— Begin ITEMS —

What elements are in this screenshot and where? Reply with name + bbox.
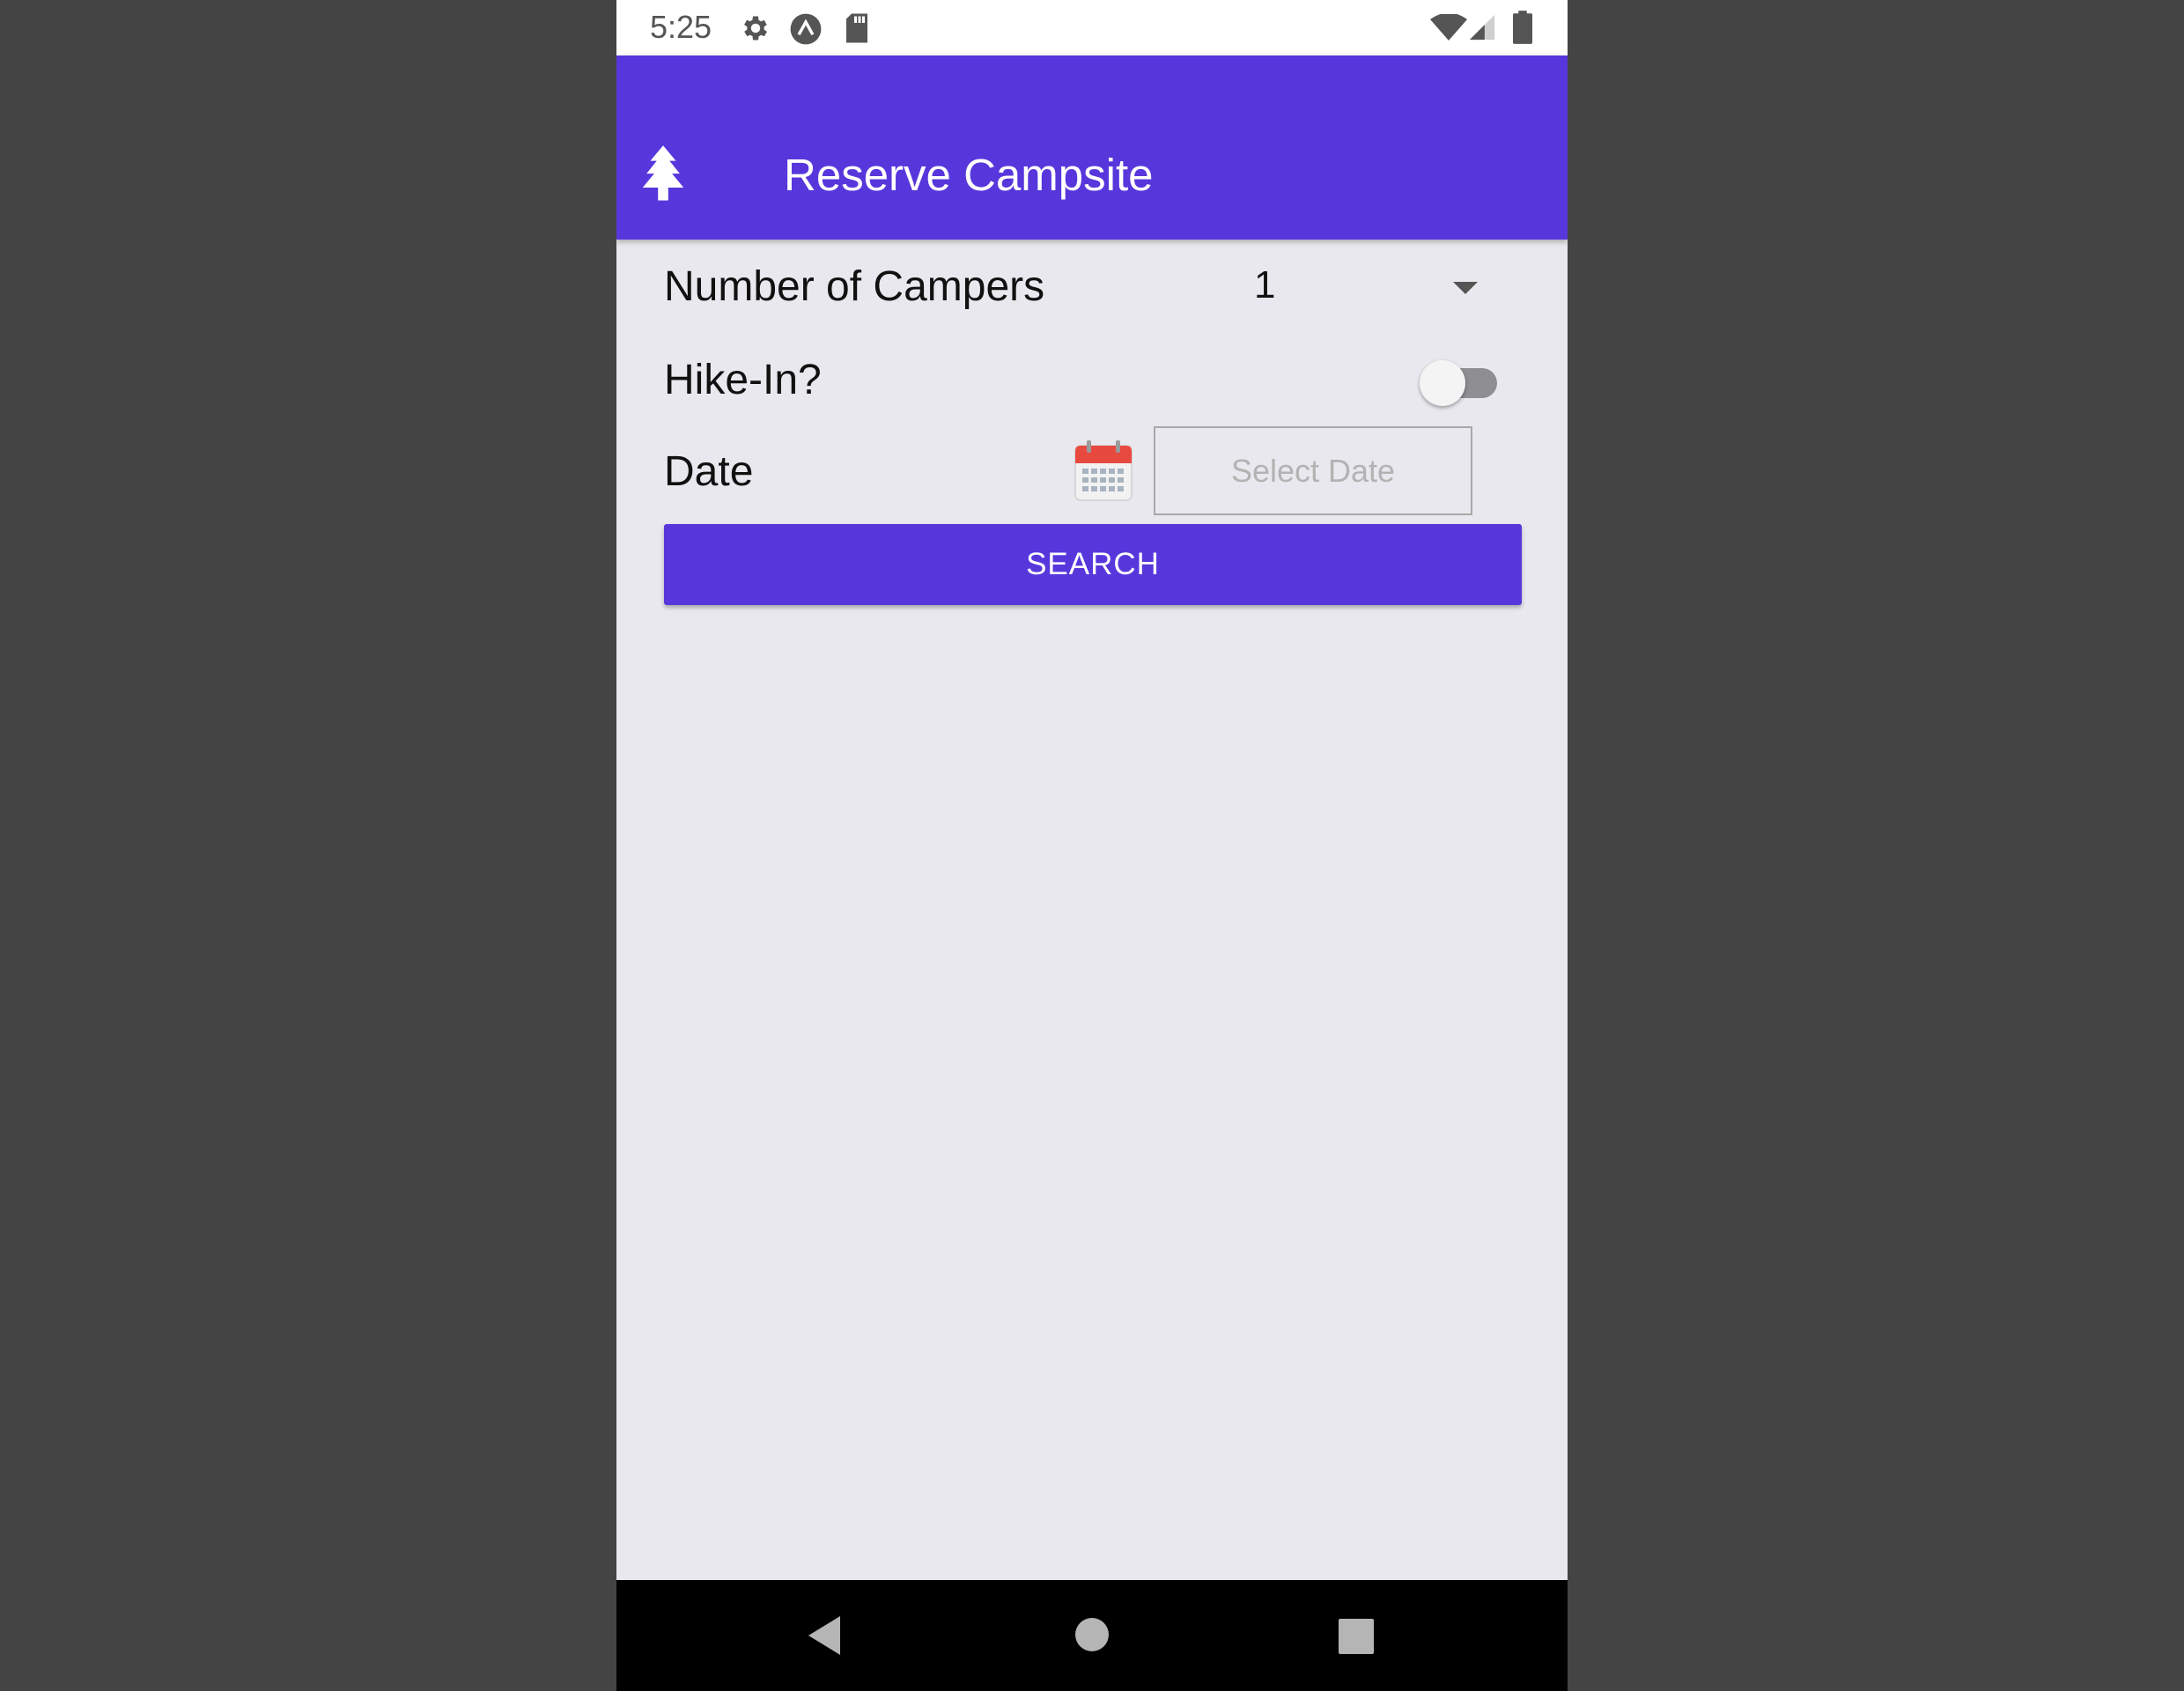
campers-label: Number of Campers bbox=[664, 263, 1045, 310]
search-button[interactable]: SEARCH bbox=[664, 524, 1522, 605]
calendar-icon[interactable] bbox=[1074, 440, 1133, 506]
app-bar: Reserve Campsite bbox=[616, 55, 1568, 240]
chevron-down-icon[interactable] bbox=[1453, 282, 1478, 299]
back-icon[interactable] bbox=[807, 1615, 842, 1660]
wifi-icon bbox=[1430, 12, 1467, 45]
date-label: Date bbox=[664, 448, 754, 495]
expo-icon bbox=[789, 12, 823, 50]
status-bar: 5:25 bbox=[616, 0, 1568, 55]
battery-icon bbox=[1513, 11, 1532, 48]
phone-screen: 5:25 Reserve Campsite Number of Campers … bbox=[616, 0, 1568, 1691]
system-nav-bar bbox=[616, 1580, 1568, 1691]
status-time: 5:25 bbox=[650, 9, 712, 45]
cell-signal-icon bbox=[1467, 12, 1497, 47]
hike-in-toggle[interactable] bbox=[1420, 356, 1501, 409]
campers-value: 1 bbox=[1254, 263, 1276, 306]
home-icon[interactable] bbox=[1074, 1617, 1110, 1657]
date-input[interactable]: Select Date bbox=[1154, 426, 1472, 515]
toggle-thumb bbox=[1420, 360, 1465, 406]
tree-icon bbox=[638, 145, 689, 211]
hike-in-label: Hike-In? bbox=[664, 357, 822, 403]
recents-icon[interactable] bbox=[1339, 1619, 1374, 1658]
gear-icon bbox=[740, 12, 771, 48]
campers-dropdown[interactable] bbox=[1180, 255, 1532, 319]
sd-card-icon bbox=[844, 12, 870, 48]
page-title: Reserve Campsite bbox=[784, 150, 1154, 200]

— End ITEMS —

## THE PROBLEM
Print the records above line for line, with the pictures omitted.

## PROBLEM SOLUTION
What elements are in this screenshot and where? Reply with name + bbox.
campers-label: Number of Campers bbox=[664, 263, 1045, 310]
search-button[interactable]: SEARCH bbox=[664, 524, 1522, 605]
calendar-icon[interactable] bbox=[1074, 440, 1133, 506]
app-bar: Reserve Campsite bbox=[616, 55, 1568, 240]
chevron-down-icon[interactable] bbox=[1453, 282, 1478, 299]
back-icon[interactable] bbox=[807, 1615, 842, 1660]
wifi-icon bbox=[1430, 12, 1467, 45]
date-label: Date bbox=[664, 448, 754, 495]
expo-icon bbox=[789, 12, 823, 50]
status-bar: 5:25 bbox=[616, 0, 1568, 55]
battery-icon bbox=[1513, 11, 1532, 48]
phone-screen: 5:25 Reserve Campsite Number of Campers … bbox=[616, 0, 1568, 1691]
system-nav-bar bbox=[616, 1580, 1568, 1691]
status-time: 5:25 bbox=[650, 9, 712, 45]
cell-signal-icon bbox=[1467, 12, 1497, 47]
hike-in-toggle[interactable] bbox=[1420, 356, 1501, 409]
campers-value: 1 bbox=[1254, 263, 1276, 306]
home-icon[interactable] bbox=[1074, 1617, 1110, 1657]
date-input[interactable]: Select Date bbox=[1154, 426, 1472, 515]
toggle-thumb bbox=[1420, 360, 1465, 406]
tree-icon bbox=[638, 145, 689, 211]
hike-in-label: Hike-In? bbox=[664, 357, 822, 403]
recents-icon[interactable] bbox=[1339, 1619, 1374, 1658]
gear-icon bbox=[740, 12, 771, 48]
campers-dropdown[interactable] bbox=[1180, 255, 1532, 319]
sd-card-icon bbox=[844, 12, 870, 48]
page-title: Reserve Campsite bbox=[784, 150, 1154, 200]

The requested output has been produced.